## START READING TEXT

And anyway it is still a really inexpensive price for a major OS update anyway you figure it... even though I won't be updating any time soon, I can still see the that it is about 1/4 the cost of Leoprard... disc or no disc... disc cost is what $1... maybe $0.50?


----------



## Digikid (Jun 22, 2010)

screature said:


> Anyway did you complain about the loss of a superdrive in the Mini which is a much more expensive loss to Mini buyers.?


Actually yes I did.


----------



## Kosh (May 27, 2002)

pm-r said:


> OK, I'll bite.  Not even downloaded once??? Hmmm...


Yes, he means he bought the USB key cause it's worth it's money in gold or he has a new Mac already and cloned it from there.

Frankly I don't see what all the complaints are about a $69 USB key drive with the OS on it. It's alot better than paying over $100.



> Lion: $30.00
> 4GB USB Drive: $10.00
> 
> For those math illiterate.....that is $45.00.


If that's the actual price, consider the $24 a copying, handling, and shipping charge.


----------



## fyrefly (Apr 16, 2005)

While it sucks to have to re-download the OS when needed, it's even worse for anyone who buys a MBP right now - as they have been imaged with Lion, and have the recovery partition, but if your whole drive borks, you're SOL. There's no recovery DVDs or USB stick in the package now... and "Internet Recovery" isn't (yet?) baked into the firmware of the MBP, so only choice is to get help at an AASP or Apple Store, or have a friend with a USB stick homemade Lion installer install the OS for ya.

Apple Updates All Mac Lines Packaging And Keyboards For OS X Lion | iPhone App/Game Reviews, iPad App/Game Reviews, Apple, Mac, iOS, and App News At AppleNApps


----------



## Kosh (May 27, 2002)

## END READING TEXT
## START LISTED RECORDS

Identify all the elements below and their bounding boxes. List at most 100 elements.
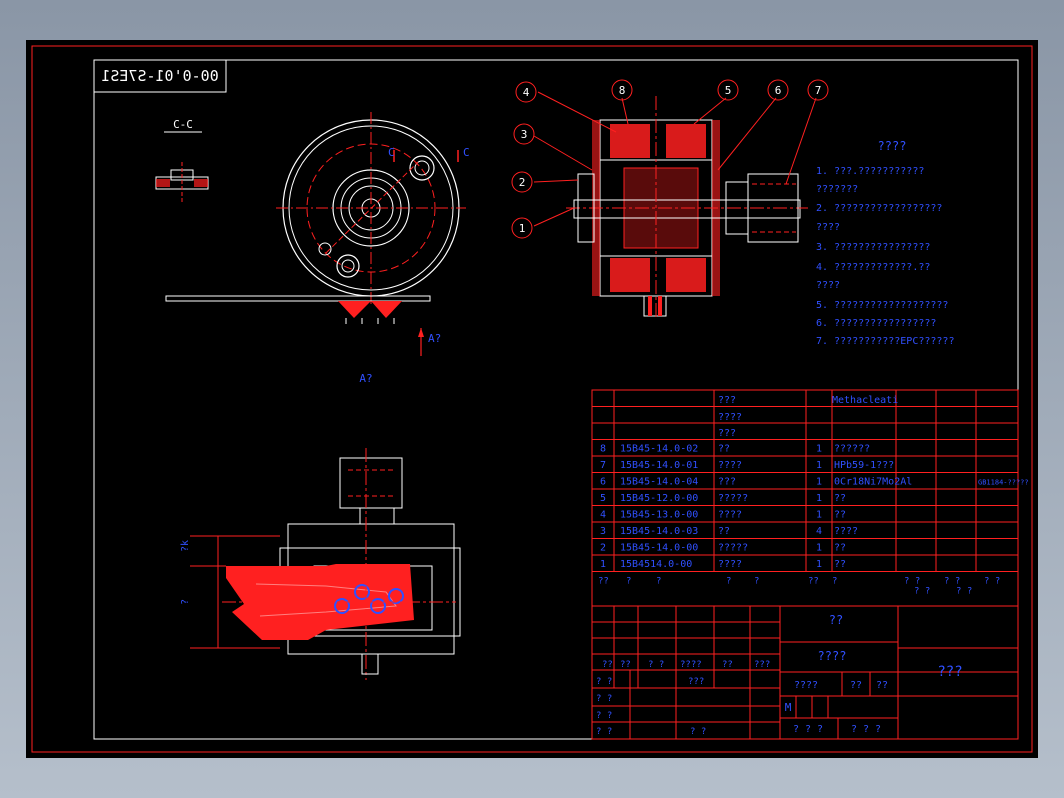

## END LISTED RECORDS
## START LISTED RECORDS

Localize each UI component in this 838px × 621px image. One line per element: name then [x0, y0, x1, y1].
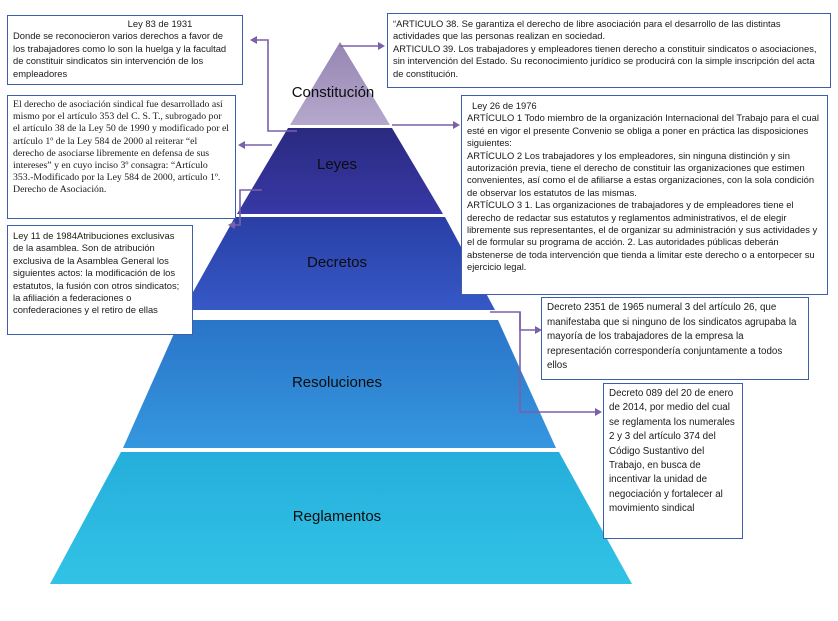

## END LISTED RECORDS
## START LISTED RECORDS

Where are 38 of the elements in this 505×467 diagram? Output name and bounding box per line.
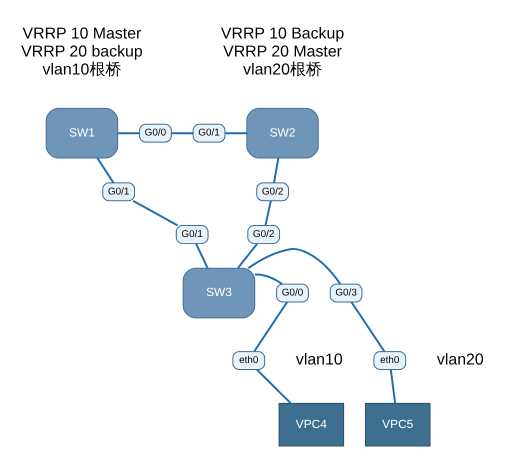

## END LISTED RECORDS

WHAT YOU NEED TO DO
Replace "disc" with "DVD" in the forum excerpt between "And anyway it" and "(Jun 22, 2010)", inclusive, and give that passage. Draw only on the forum excerpt; the items play no part.

EXERCISE RESPONSE
And anyway it is still a really inexpensive price for a major OS update anyway you figure it... even though I won't be updating any time soon, I can still see the that it is about 1/4 the cost of Leoprard... DVD or no DVD... DVD cost is what $1... maybe $0.50?


----------



## Digikid (Jun 22, 2010)